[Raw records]
----

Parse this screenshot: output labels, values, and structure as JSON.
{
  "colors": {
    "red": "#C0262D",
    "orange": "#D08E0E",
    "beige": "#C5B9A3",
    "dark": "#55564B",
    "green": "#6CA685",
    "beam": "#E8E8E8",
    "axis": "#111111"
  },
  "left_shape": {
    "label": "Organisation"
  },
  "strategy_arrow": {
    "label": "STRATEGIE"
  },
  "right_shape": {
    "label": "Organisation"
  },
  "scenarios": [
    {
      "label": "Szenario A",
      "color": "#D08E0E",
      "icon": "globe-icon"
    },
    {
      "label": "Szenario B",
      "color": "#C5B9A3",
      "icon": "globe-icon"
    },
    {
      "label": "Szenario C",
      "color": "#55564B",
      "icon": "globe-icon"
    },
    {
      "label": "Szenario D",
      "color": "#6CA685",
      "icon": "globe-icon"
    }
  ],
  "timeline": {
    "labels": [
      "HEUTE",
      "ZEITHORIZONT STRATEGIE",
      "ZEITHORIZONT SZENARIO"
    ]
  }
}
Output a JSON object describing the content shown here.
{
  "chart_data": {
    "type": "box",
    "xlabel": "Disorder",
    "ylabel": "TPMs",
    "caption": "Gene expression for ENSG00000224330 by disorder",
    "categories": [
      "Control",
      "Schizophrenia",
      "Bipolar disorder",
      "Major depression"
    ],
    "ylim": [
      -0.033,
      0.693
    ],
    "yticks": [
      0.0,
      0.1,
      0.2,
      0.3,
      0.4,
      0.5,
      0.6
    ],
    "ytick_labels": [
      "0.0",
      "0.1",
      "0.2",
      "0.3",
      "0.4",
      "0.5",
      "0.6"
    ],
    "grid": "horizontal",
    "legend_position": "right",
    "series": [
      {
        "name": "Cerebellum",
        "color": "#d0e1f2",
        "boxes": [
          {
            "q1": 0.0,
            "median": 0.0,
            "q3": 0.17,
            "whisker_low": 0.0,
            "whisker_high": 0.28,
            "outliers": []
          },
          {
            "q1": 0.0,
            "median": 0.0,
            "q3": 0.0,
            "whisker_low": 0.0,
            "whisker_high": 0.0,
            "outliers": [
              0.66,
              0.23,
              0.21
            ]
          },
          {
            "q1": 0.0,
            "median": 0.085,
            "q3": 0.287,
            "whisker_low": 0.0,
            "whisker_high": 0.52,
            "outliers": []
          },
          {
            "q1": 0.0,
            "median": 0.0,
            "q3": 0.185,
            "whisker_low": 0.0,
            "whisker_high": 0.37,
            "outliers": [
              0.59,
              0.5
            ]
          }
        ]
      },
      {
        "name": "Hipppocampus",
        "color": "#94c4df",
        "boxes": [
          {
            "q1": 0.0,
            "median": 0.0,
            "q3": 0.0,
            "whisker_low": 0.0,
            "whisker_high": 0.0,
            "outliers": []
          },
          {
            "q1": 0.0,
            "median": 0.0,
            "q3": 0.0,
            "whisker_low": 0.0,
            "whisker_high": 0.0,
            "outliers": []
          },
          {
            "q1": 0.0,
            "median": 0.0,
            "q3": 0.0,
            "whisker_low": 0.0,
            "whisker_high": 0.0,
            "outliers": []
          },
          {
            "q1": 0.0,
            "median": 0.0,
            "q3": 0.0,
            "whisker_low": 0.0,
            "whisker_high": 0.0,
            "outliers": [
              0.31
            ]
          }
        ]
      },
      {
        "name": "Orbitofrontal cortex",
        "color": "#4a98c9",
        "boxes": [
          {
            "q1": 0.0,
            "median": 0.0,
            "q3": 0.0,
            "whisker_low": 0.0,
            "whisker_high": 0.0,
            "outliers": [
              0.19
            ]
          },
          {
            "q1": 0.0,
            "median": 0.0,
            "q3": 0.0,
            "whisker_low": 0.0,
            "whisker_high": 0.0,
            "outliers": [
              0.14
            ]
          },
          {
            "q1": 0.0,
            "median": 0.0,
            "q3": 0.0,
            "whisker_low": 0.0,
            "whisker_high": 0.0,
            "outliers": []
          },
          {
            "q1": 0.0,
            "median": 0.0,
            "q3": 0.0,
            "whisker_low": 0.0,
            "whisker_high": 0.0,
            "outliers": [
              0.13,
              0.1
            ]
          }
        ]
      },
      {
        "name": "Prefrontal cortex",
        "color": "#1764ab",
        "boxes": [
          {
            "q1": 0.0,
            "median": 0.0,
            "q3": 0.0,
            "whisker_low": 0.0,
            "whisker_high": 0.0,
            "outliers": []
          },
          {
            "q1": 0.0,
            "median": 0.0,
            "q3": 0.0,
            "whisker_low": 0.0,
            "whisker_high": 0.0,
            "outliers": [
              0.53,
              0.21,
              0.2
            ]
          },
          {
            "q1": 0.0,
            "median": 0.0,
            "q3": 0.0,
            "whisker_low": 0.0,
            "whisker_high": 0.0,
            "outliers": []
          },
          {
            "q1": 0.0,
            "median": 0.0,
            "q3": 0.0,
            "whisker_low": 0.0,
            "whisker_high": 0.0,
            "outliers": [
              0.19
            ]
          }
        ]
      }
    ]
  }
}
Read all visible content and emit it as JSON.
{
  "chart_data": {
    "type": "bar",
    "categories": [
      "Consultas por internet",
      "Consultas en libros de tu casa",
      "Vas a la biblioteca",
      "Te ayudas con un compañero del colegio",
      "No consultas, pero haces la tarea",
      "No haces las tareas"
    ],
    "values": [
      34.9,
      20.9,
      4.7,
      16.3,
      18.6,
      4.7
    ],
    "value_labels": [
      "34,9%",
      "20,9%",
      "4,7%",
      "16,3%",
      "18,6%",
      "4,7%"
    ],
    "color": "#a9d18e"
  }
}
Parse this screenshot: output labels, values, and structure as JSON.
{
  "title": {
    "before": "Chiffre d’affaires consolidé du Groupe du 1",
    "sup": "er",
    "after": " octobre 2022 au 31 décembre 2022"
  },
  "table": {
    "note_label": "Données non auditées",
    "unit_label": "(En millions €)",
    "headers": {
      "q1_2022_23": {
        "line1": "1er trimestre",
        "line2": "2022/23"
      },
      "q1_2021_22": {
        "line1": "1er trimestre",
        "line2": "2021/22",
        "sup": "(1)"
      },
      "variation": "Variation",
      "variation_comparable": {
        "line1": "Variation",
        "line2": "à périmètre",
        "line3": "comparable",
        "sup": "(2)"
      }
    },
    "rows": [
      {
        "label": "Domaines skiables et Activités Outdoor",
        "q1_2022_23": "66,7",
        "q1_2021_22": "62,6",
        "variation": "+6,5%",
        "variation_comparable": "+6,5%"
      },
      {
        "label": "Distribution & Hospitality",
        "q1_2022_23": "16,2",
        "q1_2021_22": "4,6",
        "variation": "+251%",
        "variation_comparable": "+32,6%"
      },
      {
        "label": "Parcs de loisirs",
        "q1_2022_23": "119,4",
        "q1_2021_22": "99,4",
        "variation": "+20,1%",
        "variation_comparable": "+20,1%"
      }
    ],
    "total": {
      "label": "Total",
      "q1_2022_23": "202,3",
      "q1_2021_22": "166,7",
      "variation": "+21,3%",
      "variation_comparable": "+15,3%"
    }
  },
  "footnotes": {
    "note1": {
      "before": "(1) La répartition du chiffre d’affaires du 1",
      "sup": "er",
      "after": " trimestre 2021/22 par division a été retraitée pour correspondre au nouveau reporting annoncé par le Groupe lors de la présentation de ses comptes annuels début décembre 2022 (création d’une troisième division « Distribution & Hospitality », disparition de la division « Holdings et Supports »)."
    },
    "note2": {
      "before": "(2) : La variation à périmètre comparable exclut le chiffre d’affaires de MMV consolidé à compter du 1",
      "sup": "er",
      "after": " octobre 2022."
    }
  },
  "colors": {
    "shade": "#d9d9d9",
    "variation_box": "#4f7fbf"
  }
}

----

## Task brief
Filter the records above for "décembre" and copy every matching line.

## Task response
    "after": " octobre 2022 au 31 décembre 2022"
      "after": " trimestre 2021/22 par division a été retraitée pour correspondre au nouveau reporting annoncé par le Groupe lors de la présentation de ses comptes annuels début décembre 2022 (création d’une troisième division « Distribution & Hospitality », disparition de la division « Holdings et Supports »)."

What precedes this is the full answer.